> _Problem statement_
Put the data below into a JSON list of strings with one string per line, from the first line of the data through the line containing "percent-value: 25,47 <box>410", inclusive. Leave out blank lines.
— Start Provided data —
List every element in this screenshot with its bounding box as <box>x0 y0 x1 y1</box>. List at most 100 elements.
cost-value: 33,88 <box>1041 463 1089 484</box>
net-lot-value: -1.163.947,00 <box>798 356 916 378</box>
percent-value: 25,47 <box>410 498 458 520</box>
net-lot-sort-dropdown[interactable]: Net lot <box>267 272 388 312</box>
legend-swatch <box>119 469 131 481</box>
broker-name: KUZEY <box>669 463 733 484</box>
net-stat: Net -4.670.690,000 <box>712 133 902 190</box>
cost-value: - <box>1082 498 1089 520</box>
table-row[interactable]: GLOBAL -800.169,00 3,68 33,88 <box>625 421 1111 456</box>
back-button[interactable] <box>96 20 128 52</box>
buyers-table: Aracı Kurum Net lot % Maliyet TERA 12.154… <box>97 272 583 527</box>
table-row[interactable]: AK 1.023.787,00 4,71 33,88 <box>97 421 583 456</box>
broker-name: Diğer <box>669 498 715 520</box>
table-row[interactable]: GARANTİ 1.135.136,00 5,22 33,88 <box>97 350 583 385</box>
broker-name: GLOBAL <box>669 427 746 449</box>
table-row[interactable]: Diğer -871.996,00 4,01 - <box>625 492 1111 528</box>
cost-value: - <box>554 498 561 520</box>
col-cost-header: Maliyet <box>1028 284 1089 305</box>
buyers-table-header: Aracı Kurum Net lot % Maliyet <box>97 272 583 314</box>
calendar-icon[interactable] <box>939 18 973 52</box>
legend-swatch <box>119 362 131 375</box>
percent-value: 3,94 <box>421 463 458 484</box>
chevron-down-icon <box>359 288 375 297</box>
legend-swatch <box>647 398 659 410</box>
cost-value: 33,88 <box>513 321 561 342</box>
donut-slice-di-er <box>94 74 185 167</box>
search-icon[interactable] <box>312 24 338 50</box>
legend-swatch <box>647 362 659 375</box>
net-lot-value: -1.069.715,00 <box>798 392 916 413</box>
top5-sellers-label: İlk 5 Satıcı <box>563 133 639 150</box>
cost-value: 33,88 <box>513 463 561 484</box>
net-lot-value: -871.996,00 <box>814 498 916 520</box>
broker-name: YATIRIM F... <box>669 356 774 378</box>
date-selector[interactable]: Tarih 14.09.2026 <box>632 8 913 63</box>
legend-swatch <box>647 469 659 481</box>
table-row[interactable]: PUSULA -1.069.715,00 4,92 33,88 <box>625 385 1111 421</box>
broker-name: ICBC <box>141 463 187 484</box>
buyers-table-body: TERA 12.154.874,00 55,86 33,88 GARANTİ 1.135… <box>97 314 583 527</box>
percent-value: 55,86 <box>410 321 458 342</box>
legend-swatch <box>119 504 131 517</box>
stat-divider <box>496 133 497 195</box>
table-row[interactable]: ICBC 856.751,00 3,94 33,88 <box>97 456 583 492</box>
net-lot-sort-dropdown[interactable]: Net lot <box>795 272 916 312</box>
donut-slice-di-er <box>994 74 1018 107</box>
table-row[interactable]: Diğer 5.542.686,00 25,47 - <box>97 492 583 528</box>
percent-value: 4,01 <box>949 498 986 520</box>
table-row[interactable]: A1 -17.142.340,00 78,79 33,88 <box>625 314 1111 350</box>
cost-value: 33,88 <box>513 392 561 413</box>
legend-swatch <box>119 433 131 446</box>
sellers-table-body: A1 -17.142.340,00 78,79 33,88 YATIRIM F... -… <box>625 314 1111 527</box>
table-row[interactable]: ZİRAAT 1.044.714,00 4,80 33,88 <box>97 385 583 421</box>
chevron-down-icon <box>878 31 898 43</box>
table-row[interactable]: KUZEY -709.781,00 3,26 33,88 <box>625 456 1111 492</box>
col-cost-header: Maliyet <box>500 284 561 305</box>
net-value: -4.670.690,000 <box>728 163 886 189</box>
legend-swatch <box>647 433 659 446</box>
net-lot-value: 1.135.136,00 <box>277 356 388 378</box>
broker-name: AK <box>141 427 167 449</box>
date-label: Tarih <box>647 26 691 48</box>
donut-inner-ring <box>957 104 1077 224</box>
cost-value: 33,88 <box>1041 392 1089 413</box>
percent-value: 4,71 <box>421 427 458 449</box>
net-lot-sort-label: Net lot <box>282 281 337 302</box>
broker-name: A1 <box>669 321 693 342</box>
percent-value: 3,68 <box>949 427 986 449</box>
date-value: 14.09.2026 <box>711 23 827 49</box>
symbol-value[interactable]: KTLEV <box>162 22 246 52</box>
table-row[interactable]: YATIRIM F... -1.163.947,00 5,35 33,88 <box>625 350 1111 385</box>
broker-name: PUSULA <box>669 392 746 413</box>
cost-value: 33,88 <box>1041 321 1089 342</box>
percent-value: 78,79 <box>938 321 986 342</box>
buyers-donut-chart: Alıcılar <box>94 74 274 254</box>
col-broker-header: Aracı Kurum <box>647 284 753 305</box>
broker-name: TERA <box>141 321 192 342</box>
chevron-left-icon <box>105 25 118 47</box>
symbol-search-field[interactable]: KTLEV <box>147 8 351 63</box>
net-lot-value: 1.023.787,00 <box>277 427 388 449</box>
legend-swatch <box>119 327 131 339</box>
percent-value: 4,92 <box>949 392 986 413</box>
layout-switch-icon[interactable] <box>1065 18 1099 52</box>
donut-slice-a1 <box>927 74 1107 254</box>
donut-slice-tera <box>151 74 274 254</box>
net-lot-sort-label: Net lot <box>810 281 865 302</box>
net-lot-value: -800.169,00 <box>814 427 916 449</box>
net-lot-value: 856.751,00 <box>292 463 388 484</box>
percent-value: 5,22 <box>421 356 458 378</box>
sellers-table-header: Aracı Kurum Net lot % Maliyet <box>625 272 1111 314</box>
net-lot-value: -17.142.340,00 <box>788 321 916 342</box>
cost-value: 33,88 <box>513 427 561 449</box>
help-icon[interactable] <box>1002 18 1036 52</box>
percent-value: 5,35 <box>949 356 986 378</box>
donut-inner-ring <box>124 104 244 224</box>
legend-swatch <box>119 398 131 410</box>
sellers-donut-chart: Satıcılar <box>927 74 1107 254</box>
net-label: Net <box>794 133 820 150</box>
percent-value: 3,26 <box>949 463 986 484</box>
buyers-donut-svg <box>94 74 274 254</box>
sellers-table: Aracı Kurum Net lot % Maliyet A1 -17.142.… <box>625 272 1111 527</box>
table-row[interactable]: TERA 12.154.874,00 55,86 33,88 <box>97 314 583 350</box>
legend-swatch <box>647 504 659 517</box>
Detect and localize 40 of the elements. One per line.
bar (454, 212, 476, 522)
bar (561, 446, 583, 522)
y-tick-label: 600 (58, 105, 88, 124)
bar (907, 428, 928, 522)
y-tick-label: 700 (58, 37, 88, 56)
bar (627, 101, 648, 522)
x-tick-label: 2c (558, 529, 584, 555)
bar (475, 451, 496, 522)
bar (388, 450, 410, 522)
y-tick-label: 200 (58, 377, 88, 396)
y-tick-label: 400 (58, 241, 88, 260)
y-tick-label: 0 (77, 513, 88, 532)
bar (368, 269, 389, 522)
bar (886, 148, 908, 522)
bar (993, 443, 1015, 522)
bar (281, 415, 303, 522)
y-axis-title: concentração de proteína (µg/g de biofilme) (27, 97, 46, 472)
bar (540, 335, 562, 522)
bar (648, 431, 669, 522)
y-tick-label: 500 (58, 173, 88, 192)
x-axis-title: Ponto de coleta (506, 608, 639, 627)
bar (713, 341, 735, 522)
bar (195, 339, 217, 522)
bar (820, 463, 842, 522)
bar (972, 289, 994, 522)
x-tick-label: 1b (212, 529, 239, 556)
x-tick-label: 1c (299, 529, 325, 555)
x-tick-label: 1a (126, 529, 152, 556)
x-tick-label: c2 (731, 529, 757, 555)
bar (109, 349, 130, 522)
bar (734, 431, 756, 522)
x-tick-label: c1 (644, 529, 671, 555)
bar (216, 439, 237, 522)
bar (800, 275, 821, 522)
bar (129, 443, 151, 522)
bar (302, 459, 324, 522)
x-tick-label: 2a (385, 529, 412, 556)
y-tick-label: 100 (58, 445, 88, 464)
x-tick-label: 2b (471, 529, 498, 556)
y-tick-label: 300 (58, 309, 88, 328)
— End Provided data —
> _The response_
[
  "List every element in this screenshot with its bounding box as <box>x0 y0 x1 y1</box>. List at most 100 elements.",
  "cost-value: 33,88 <box>1041 463 1089 484</box>",
  "net-lot-value: -1.163.947,00 <box>798 356 916 378</box>",
  "percent-value: 25,47 <box>410 498 458 520</box>"
]